STORED DATA —
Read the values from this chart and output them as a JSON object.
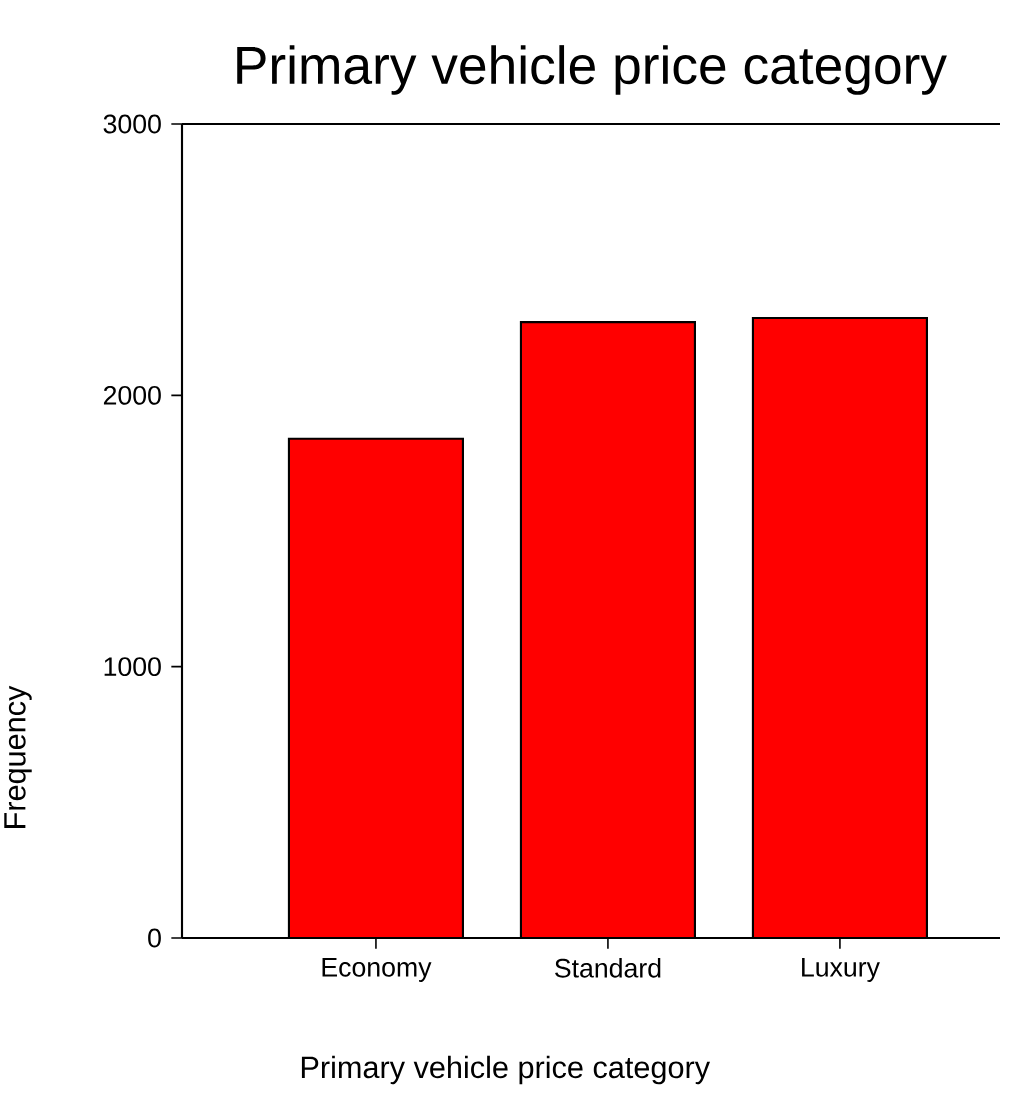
{
  "chart_data": {
    "type": "bar",
    "title": "Primary vehicle price category",
    "xlabel": "Primary vehicle price category",
    "ylabel": "Frequency",
    "categories": [
      "Economy",
      "Standard",
      "Luxury"
    ],
    "values": [
      1840,
      2270,
      2285
    ],
    "color": "#ff0000",
    "ylim": [
      0,
      3000
    ],
    "yticks": [
      0,
      1000,
      2000,
      3000
    ],
    "grid": false
  }
}
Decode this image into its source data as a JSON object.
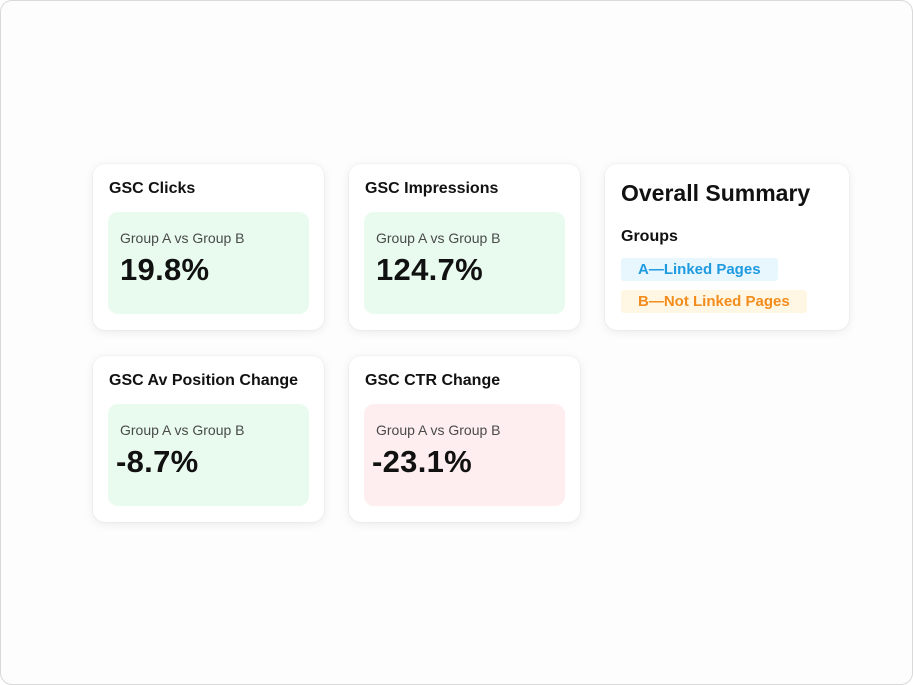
{
  "cards": [
    {
      "title": "GSC Clicks",
      "label": "Group A vs Group B",
      "value": "19.8%",
      "tone": "green"
    },
    {
      "title": "GSC Impressions",
      "label": "Group A vs Group B",
      "value": "124.7%",
      "tone": "green"
    },
    {
      "title": "GSC Av Position Change",
      "label": "Group A vs Group B",
      "value": "-8.7%",
      "tone": "green"
    },
    {
      "title": "GSC CTR Change",
      "label": "Group A vs Group B",
      "value": "-23.1%",
      "tone": "red"
    }
  ],
  "summary": {
    "title": "Overall Summary",
    "groups_heading": "Groups",
    "groups": [
      {
        "label": "A—Linked Pages",
        "color": "#1e9be0",
        "background": "#e8f6fd"
      },
      {
        "label": "B—Not Linked Pages",
        "color": "#f28c1c",
        "background": "#fff7e3"
      }
    ]
  },
  "colors": {
    "positive_box": "#e8fbee",
    "negative_box": "#feeef0",
    "text_primary": "#111111",
    "text_secondary": "#4a4a4a"
  }
}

AIM OF THE TASK —
Take the listing and print it again exactly, but without any pictures.

FULL OUTPUT —
Read the values from this chart and output them as a JSON object.
{
  "chart_data": {
    "type": "bar",
    "title": "Primary vehicle price category",
    "xlabel": "Primary vehicle price category",
    "ylabel": "Frequency",
    "categories": [
      "Economy",
      "Standard",
      "Luxury"
    ],
    "values": [
      1840,
      2270,
      2285
    ],
    "color": "#ff0000",
    "ylim": [
      0,
      3000
    ],
    "yticks": [
      0,
      1000,
      2000,
      3000
    ],
    "grid": false
  }
}
Decode this image into its source data as a JSON object.
{
  "cards": [
    {
      "title": "GSC Clicks",
      "label": "Group A vs Group B",
      "value": "19.8%",
      "tone": "green"
    },
    {
      "title": "GSC Impressions",
      "label": "Group A vs Group B",
      "value": "124.7%",
      "tone": "green"
    },
    {
      "title": "GSC Av Position Change",
      "label": "Group A vs Group B",
      "value": "-8.7%",
      "tone": "green"
    },
    {
      "title": "GSC CTR Change",
      "label": "Group A vs Group B",
      "value": "-23.1%",
      "tone": "red"
    }
  ],
  "summary": {
    "title": "Overall Summary",
    "groups_heading": "Groups",
    "groups": [
      {
        "label": "A—Linked Pages",
        "color": "#1e9be0",
        "background": "#e8f6fd"
      },
      {
        "label": "B—Not Linked Pages",
        "color": "#f28c1c",
        "background": "#fff7e3"
      }
    ]
  },
  "colors": {
    "positive_box": "#e8fbee",
    "negative_box": "#feeef0",
    "text_primary": "#111111",
    "text_secondary": "#4a4a4a"
  }
}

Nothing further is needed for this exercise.